» **Description of the task**
The records follow. Copy them exactly, but omit the pictures.

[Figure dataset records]
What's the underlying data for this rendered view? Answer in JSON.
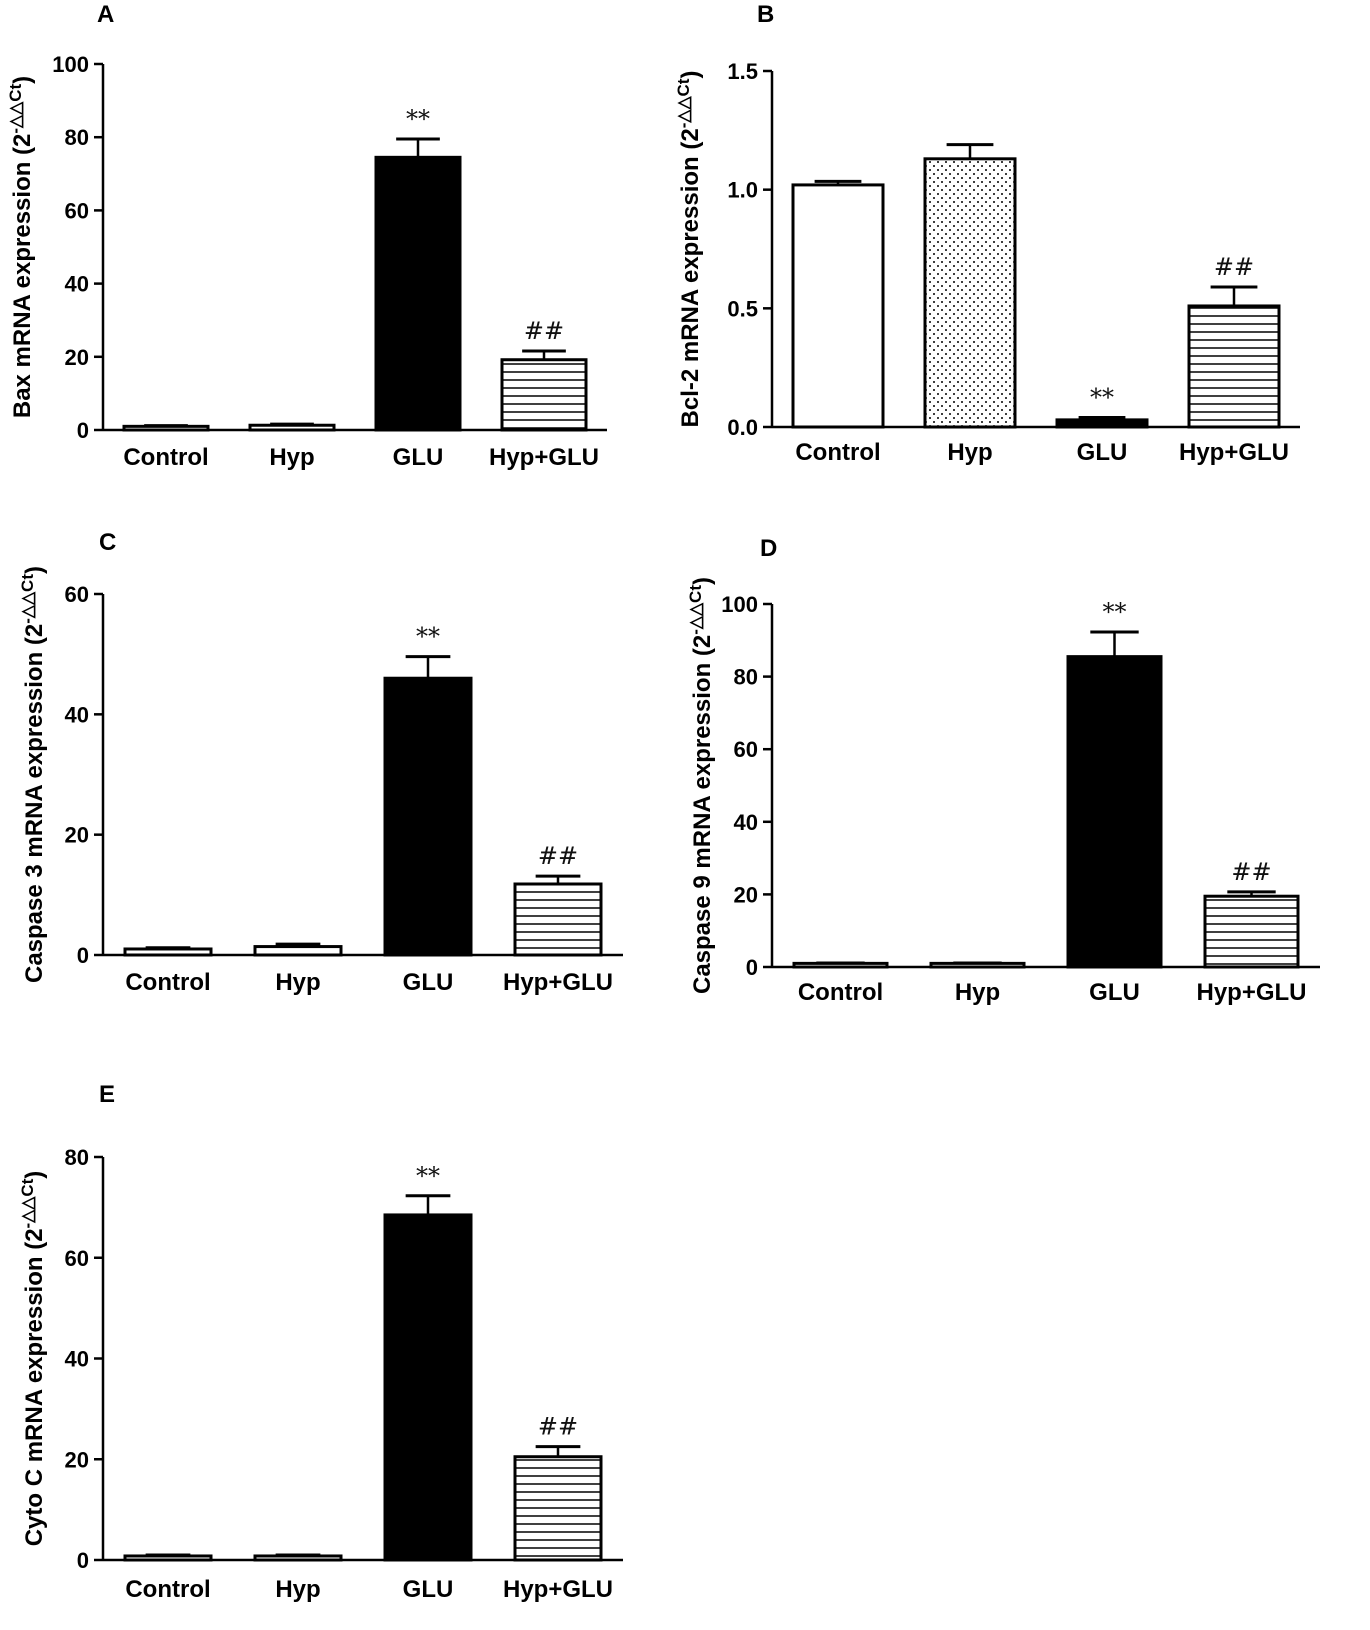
{
  "chart_data": [
    {
      "panel": "A",
      "type": "bar",
      "ylabel": "Bax mRNA expression (2",
      "ylabel_sup": "-△△Ct",
      "ylabel_close": ")",
      "ylim": [
        0,
        100
      ],
      "yticks": [
        "0",
        "20",
        "40",
        "60",
        "80",
        "100"
      ],
      "ytick_values": [
        0,
        20,
        40,
        60,
        80,
        100
      ],
      "categories": [
        "Control",
        "Hyp",
        "GLU",
        "Hyp+GLU"
      ],
      "values": [
        1.0,
        1.3,
        74.5,
        19.2
      ],
      "errors": [
        0.2,
        0.3,
        5.0,
        2.4
      ],
      "fills": [
        "white",
        "white",
        "black",
        "hlines"
      ],
      "sig_labels": [
        "",
        "",
        "**",
        "##"
      ]
    },
    {
      "panel": "B",
      "type": "bar",
      "ylabel": "Bcl-2 mRNA expression (2",
      "ylabel_sup": "-△△Ct",
      "ylabel_close": ")",
      "ylim": [
        0,
        1.5
      ],
      "yticks": [
        "0.0",
        "0.5",
        "1.0",
        "1.5"
      ],
      "ytick_values": [
        0,
        0.5,
        1.0,
        1.5
      ],
      "categories": [
        "Control",
        "Hyp",
        "GLU",
        "Hyp+GLU"
      ],
      "values": [
        1.02,
        1.13,
        0.03,
        0.51
      ],
      "errors": [
        0.015,
        0.06,
        0.01,
        0.08
      ],
      "fills": [
        "white",
        "dots",
        "black",
        "hlines"
      ],
      "sig_labels": [
        "",
        "",
        "**",
        "##"
      ]
    },
    {
      "panel": "C",
      "type": "bar",
      "ylabel": "Caspase 3 mRNA expression (2",
      "ylabel_sup": "-△△Ct",
      "ylabel_close": ")",
      "ylim": [
        0,
        60
      ],
      "yticks": [
        "0",
        "20",
        "40",
        "60"
      ],
      "ytick_values": [
        0,
        20,
        40,
        60
      ],
      "categories": [
        "Control",
        "Hyp",
        "GLU",
        "Hyp+GLU"
      ],
      "values": [
        1.0,
        1.4,
        46.0,
        11.8
      ],
      "errors": [
        0.2,
        0.4,
        3.6,
        1.3
      ],
      "fills": [
        "white",
        "white",
        "black",
        "hlines"
      ],
      "sig_labels": [
        "",
        "",
        "**",
        "##"
      ]
    },
    {
      "panel": "D",
      "type": "bar",
      "ylabel": "Caspase 9 mRNA expression (2",
      "ylabel_sup": "-△△Ct",
      "ylabel_close": ")",
      "ylim": [
        0,
        100
      ],
      "yticks": [
        "0",
        "20",
        "40",
        "60",
        "80",
        "100"
      ],
      "ytick_values": [
        0,
        20,
        40,
        60,
        80,
        100
      ],
      "categories": [
        "Control",
        "Hyp",
        "GLU",
        "Hyp+GLU"
      ],
      "values": [
        1.0,
        1.0,
        85.5,
        19.5
      ],
      "errors": [
        0.1,
        0.1,
        6.8,
        1.2
      ],
      "fills": [
        "white",
        "white",
        "black",
        "hlines"
      ],
      "sig_labels": [
        "",
        "",
        "**",
        "##"
      ]
    },
    {
      "panel": "E",
      "type": "bar",
      "ylabel": "Cyto C mRNA expression (2",
      "ylabel_sup": "-△△Ct",
      "ylabel_close": ")",
      "ylim": [
        0,
        80
      ],
      "yticks": [
        "0",
        "20",
        "40",
        "60",
        "80"
      ],
      "ytick_values": [
        0,
        20,
        40,
        60,
        80
      ],
      "categories": [
        "Control",
        "Hyp",
        "GLU",
        "Hyp+GLU"
      ],
      "values": [
        0.8,
        0.8,
        68.5,
        20.5
      ],
      "errors": [
        0.2,
        0.2,
        3.8,
        2.0
      ],
      "fills": [
        "white",
        "white",
        "black",
        "hlines"
      ],
      "sig_labels": [
        "",
        "",
        "**",
        "##"
      ]
    }
  ]
}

» **Task solution**
What's the underlying data for this rendered view? Answer in JSON.
{
  "chart_data": [
    {
      "panel": "A",
      "type": "bar",
      "ylabel": "Bax mRNA expression (2",
      "ylabel_sup": "-△△Ct",
      "ylabel_close": ")",
      "ylim": [
        0,
        100
      ],
      "yticks": [
        "0",
        "20",
        "40",
        "60",
        "80",
        "100"
      ],
      "ytick_values": [
        0,
        20,
        40,
        60,
        80,
        100
      ],
      "categories": [
        "Control",
        "Hyp",
        "GLU",
        "Hyp+GLU"
      ],
      "values": [
        1.0,
        1.3,
        74.5,
        19.2
      ],
      "errors": [
        0.2,
        0.3,
        5.0,
        2.4
      ],
      "fills": [
        "white",
        "white",
        "black",
        "hlines"
      ],
      "sig_labels": [
        "",
        "",
        "**",
        "##"
      ]
    },
    {
      "panel": "B",
      "type": "bar",
      "ylabel": "Bcl-2 mRNA expression (2",
      "ylabel_sup": "-△△Ct",
      "ylabel_close": ")",
      "ylim": [
        0,
        1.5
      ],
      "yticks": [
        "0.0",
        "0.5",
        "1.0",
        "1.5"
      ],
      "ytick_values": [
        0,
        0.5,
        1.0,
        1.5
      ],
      "categories": [
        "Control",
        "Hyp",
        "GLU",
        "Hyp+GLU"
      ],
      "values": [
        1.02,
        1.13,
        0.03,
        0.51
      ],
      "errors": [
        0.015,
        0.06,
        0.01,
        0.08
      ],
      "fills": [
        "white",
        "dots",
        "black",
        "hlines"
      ],
      "sig_labels": [
        "",
        "",
        "**",
        "##"
      ]
    },
    {
      "panel": "C",
      "type": "bar",
      "ylabel": "Caspase 3 mRNA expression (2",
      "ylabel_sup": "-△△Ct",
      "ylabel_close": ")",
      "ylim": [
        0,
        60
      ],
      "yticks": [
        "0",
        "20",
        "40",
        "60"
      ],
      "ytick_values": [
        0,
        20,
        40,
        60
      ],
      "categories": [
        "Control",
        "Hyp",
        "GLU",
        "Hyp+GLU"
      ],
      "values": [
        1.0,
        1.4,
        46.0,
        11.8
      ],
      "errors": [
        0.2,
        0.4,
        3.6,
        1.3
      ],
      "fills": [
        "white",
        "white",
        "black",
        "hlines"
      ],
      "sig_labels": [
        "",
        "",
        "**",
        "##"
      ]
    },
    {
      "panel": "D",
      "type": "bar",
      "ylabel": "Caspase 9 mRNA expression (2",
      "ylabel_sup": "-△△Ct",
      "ylabel_close": ")",
      "ylim": [
        0,
        100
      ],
      "yticks": [
        "0",
        "20",
        "40",
        "60",
        "80",
        "100"
      ],
      "ytick_values": [
        0,
        20,
        40,
        60,
        80,
        100
      ],
      "categories": [
        "Control",
        "Hyp",
        "GLU",
        "Hyp+GLU"
      ],
      "values": [
        1.0,
        1.0,
        85.5,
        19.5
      ],
      "errors": [
        0.1,
        0.1,
        6.8,
        1.2
      ],
      "fills": [
        "white",
        "white",
        "black",
        "hlines"
      ],
      "sig_labels": [
        "",
        "",
        "**",
        "##"
      ]
    },
    {
      "panel": "E",
      "type": "bar",
      "ylabel": "Cyto C mRNA expression (2",
      "ylabel_sup": "-△△Ct",
      "ylabel_close": ")",
      "ylim": [
        0,
        80
      ],
      "yticks": [
        "0",
        "20",
        "40",
        "60",
        "80"
      ],
      "ytick_values": [
        0,
        20,
        40,
        60,
        80
      ],
      "categories": [
        "Control",
        "Hyp",
        "GLU",
        "Hyp+GLU"
      ],
      "values": [
        0.8,
        0.8,
        68.5,
        20.5
      ],
      "errors": [
        0.2,
        0.2,
        3.8,
        2.0
      ],
      "fills": [
        "white",
        "white",
        "black",
        "hlines"
      ],
      "sig_labels": [
        "",
        "",
        "**",
        "##"
      ]
    }
  ]
}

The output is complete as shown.